Saved entries:
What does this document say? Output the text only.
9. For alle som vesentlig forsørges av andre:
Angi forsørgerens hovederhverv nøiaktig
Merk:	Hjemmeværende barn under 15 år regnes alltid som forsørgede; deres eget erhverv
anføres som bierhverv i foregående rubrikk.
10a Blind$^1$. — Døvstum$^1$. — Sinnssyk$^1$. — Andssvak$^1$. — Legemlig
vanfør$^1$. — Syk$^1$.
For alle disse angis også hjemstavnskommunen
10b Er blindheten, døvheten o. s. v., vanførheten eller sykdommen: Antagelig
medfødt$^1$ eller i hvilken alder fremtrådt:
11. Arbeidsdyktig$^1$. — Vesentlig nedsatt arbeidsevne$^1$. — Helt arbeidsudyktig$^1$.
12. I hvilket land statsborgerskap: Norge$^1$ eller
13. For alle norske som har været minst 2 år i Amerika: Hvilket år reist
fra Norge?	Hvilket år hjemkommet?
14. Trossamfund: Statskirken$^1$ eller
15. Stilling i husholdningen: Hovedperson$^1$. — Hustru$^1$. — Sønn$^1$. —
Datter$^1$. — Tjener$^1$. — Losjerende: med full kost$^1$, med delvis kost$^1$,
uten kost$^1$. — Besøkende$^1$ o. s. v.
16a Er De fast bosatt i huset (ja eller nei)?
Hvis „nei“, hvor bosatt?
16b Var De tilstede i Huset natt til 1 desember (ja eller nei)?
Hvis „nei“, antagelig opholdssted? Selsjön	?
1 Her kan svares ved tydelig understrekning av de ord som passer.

**JOB**. Write out every record shown above, word for word.

**RESULT OF THIS TASK**.
What does this document say? Output the text only.
9. For alle som vesentlig forsørges av andre:
Angi forsørgerens hovederhverv nøiaktig
Merk:	Hjemmeværende barn under 15 år regnes alltid som forsørgede; deres eget erhverv
anføres som bierhverv i foregående rubrikk.
10a Blind$^1$. — Døvstum$^1$. — Sinnssyk$^1$. — Andssvak$^1$. — Legemlig
vanfør$^1$. — Syk$^1$.
For alle disse angis også hjemstavnskommunen
10b Er blindheten, døvheten o. s. v., vanførheten eller sykdommen: Antagelig
medfødt$^1$ eller i hvilken alder fremtrådt:
11. Arbeidsdyktig$^1$. — Vesentlig nedsatt arbeidsevne$^1$. — Helt arbeidsudyktig$^1$.
12. I hvilket land statsborgerskap: Norge$^1$ eller
13. For alle norske som har været minst 2 år i Amerika: Hvilket år reist
fra Norge?	Hvilket år hjemkommet?
14. Trossamfund: Statskirken$^1$ eller
15. Stilling i husholdningen: Hovedperson$^1$. — Hustru$^1$. — Sønn$^1$. —
Datter$^1$. — Tjener$^1$. — Losjerende: med full kost$^1$, med delvis kost$^1$,
uten kost$^1$. — Besøkende$^1$ o. s. v.
16a Er De fast bosatt i huset (ja eller nei)?
Hvis „nei“, hvor bosatt?
16b Var De tilstede i Huset natt til 1 desember (ja eller nei)?
Hvis „nei“, antagelig opholdssted? Selsjön	?
1 Her kan svares ved tydelig understrekning av de ord som passer.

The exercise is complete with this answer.